Nothing but the lines from the one containing "Transcribe the text in this document." through the last line should be written out, please, exactly as they stand.

[Dataset items]
● ● ●
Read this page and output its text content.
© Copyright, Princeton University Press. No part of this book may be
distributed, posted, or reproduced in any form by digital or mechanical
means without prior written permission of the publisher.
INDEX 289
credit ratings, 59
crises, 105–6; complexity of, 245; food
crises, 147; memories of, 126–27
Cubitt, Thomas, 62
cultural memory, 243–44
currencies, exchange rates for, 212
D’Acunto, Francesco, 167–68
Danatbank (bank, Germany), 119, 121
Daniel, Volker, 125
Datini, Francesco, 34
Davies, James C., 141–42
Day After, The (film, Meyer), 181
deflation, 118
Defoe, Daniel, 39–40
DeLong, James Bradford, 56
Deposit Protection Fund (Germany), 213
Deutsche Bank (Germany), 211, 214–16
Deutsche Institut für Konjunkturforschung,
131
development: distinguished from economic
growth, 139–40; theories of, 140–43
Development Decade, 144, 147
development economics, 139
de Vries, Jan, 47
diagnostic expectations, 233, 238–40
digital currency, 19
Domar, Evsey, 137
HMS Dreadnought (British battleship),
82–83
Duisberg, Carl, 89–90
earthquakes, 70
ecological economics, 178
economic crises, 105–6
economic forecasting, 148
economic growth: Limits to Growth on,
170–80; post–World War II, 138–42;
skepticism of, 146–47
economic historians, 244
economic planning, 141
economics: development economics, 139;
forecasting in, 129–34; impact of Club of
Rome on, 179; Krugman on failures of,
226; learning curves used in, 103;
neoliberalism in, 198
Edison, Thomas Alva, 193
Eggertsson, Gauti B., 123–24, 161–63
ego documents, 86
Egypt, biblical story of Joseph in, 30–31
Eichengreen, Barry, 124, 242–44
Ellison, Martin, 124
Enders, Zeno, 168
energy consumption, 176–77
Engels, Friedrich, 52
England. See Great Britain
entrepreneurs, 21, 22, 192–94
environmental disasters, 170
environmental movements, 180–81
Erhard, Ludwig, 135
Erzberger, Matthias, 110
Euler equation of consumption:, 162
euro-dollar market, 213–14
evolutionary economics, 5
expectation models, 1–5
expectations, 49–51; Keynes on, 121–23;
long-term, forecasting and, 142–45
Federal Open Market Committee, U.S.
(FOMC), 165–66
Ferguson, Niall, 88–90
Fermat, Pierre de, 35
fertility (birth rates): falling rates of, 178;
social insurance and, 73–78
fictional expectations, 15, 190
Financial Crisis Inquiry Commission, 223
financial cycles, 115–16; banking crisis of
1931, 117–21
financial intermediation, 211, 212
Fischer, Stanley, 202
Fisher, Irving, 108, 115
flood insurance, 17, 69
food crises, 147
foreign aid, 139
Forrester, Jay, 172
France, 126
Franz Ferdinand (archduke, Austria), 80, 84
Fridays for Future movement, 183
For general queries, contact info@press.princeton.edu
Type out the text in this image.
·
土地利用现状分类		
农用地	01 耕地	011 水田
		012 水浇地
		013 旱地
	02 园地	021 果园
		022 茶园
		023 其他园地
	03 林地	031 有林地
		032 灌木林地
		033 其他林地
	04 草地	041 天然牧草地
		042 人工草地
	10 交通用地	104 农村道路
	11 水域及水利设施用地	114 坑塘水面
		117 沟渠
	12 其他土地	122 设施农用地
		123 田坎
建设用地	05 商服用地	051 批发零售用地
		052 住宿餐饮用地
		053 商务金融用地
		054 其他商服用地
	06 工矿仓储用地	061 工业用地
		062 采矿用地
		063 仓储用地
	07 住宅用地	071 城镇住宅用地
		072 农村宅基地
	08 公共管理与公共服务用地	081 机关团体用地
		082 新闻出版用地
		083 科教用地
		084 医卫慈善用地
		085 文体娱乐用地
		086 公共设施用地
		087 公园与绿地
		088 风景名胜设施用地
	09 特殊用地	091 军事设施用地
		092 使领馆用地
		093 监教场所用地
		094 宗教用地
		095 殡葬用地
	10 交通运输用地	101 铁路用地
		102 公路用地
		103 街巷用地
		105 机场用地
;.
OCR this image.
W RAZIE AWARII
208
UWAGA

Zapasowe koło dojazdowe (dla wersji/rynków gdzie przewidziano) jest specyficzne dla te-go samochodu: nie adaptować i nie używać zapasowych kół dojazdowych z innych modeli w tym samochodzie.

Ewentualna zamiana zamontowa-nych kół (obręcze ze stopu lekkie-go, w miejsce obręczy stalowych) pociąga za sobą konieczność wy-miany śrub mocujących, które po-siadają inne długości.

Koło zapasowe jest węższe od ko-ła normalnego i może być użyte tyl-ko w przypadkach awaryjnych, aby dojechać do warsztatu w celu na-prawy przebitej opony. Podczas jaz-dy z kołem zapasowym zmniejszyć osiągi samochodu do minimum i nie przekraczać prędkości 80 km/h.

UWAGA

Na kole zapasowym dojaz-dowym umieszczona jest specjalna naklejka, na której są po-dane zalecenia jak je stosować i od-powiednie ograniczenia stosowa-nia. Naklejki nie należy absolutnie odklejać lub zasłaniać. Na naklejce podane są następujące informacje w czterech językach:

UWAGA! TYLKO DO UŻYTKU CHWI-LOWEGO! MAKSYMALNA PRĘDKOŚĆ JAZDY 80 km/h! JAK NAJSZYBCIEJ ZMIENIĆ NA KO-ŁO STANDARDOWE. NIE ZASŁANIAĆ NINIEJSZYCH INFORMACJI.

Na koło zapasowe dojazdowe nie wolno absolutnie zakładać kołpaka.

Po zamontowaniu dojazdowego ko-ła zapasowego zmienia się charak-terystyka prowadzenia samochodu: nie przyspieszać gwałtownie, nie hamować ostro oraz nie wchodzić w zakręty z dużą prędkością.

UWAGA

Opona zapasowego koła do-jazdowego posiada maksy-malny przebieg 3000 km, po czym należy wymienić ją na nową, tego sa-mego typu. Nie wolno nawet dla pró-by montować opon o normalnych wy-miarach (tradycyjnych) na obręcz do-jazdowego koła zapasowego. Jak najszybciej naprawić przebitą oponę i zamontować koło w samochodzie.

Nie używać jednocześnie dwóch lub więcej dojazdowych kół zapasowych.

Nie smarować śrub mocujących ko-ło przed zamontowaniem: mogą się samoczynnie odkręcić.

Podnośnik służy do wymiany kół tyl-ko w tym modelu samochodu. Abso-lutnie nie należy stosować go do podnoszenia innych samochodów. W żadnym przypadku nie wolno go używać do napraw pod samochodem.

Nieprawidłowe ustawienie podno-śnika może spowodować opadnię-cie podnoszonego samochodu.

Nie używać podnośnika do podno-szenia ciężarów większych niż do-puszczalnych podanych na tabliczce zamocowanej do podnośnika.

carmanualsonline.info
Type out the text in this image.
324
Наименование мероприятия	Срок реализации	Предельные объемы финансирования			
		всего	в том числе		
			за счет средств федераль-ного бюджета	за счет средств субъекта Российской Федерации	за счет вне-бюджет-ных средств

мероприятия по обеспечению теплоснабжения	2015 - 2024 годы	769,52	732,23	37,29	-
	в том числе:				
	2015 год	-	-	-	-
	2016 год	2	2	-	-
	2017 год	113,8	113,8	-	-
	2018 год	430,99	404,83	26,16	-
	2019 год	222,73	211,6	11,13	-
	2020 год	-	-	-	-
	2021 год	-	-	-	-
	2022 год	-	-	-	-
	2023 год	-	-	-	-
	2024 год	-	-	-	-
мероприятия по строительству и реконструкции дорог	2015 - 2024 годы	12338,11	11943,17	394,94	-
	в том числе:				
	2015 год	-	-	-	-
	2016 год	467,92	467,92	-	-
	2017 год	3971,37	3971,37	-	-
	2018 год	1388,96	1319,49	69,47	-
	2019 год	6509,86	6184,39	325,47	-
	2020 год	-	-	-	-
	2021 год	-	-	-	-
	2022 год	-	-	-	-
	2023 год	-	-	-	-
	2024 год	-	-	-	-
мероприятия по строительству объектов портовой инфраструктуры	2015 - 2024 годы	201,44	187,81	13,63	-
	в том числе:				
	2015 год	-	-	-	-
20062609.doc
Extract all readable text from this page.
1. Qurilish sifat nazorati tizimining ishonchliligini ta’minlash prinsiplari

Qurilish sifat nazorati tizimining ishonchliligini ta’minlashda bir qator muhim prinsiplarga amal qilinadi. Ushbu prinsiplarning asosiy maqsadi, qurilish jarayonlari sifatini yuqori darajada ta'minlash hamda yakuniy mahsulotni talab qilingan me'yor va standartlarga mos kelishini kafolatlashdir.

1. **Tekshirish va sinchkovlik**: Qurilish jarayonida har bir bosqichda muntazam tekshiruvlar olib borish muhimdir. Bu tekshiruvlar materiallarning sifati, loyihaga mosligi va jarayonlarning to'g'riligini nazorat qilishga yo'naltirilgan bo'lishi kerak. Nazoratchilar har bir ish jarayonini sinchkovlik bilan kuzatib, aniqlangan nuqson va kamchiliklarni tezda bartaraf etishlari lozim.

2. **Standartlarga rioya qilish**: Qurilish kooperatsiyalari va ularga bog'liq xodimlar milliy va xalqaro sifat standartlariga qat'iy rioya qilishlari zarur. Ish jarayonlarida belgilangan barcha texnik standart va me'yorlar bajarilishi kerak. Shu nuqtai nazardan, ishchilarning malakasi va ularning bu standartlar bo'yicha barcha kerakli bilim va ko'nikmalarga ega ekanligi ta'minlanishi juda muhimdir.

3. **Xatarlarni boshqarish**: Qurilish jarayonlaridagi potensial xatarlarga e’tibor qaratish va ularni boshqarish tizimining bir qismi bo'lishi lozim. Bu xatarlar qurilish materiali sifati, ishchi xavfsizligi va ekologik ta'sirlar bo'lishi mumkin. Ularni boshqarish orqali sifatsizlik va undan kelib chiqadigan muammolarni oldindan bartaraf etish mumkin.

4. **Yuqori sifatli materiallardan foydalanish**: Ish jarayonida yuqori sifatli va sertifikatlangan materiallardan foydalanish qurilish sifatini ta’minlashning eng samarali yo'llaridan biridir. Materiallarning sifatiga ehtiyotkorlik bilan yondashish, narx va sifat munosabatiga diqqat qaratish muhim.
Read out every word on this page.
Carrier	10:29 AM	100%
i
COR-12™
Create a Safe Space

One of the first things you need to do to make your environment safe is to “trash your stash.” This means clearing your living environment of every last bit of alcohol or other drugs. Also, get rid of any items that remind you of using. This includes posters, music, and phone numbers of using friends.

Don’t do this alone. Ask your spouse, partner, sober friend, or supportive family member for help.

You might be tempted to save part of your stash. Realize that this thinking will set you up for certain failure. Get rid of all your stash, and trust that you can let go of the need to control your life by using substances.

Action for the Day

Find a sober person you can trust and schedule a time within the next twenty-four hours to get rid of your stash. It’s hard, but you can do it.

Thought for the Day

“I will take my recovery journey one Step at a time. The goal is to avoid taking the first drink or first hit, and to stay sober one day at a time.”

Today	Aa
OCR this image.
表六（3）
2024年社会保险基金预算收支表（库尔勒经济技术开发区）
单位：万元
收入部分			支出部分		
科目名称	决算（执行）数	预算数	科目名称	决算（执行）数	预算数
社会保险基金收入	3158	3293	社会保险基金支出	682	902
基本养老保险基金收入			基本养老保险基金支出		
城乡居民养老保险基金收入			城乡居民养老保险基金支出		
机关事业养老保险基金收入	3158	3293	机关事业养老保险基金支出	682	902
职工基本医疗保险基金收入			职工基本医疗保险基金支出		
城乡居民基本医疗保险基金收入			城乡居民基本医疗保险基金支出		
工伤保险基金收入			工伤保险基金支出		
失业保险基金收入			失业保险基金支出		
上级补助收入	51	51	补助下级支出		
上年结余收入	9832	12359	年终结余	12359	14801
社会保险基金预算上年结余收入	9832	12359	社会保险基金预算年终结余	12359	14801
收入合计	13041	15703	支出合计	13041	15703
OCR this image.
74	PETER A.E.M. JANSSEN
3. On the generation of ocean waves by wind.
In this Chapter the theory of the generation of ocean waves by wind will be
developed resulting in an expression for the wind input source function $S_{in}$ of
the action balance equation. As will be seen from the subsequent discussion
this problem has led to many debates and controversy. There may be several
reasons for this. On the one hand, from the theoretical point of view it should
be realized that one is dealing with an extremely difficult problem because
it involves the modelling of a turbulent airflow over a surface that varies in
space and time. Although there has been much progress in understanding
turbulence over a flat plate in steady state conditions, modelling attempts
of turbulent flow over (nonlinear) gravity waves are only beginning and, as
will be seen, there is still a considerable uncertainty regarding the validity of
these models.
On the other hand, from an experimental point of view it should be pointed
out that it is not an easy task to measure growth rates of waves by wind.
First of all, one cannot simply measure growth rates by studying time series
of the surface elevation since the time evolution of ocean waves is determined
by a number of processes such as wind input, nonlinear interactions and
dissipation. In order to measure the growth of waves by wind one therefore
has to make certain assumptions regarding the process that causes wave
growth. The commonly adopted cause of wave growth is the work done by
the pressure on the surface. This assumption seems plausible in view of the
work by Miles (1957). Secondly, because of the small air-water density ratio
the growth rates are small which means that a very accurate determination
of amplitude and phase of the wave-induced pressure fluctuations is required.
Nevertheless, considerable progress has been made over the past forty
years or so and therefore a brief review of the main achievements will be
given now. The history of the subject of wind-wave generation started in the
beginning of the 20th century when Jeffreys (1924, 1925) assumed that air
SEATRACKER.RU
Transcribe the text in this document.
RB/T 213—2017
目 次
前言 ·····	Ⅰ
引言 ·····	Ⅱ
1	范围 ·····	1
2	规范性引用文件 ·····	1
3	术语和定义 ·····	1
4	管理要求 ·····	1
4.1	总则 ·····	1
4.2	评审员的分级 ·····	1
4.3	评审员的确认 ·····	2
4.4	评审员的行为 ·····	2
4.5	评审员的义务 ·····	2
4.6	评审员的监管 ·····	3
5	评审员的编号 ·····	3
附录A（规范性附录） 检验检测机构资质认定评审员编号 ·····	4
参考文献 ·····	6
● ● ●
#### [TASK ANSWER]
Transcribe the text in this document.
RB/T 213—2017
目 次
前言 ·····	Ⅰ
引言 ·····	Ⅱ
1	范围 ·····	1
2	规范性引用文件 ·····	1
3	术语和定义 ·····	1
4	管理要求 ·····	1
4.1	总则 ·····	1
4.2	评审员的分级 ·····	1
4.3	评审员的确认 ·····	2
4.4	评审员的行为 ·····	2
4.5	评审员的义务 ·····	2
4.6	评审员的监管 ·····	3
5	评审员的编号 ·····	3
附录A（规范性附录） 检验检测机构资质认定评审员编号 ·····	4
参考文献 ·····	6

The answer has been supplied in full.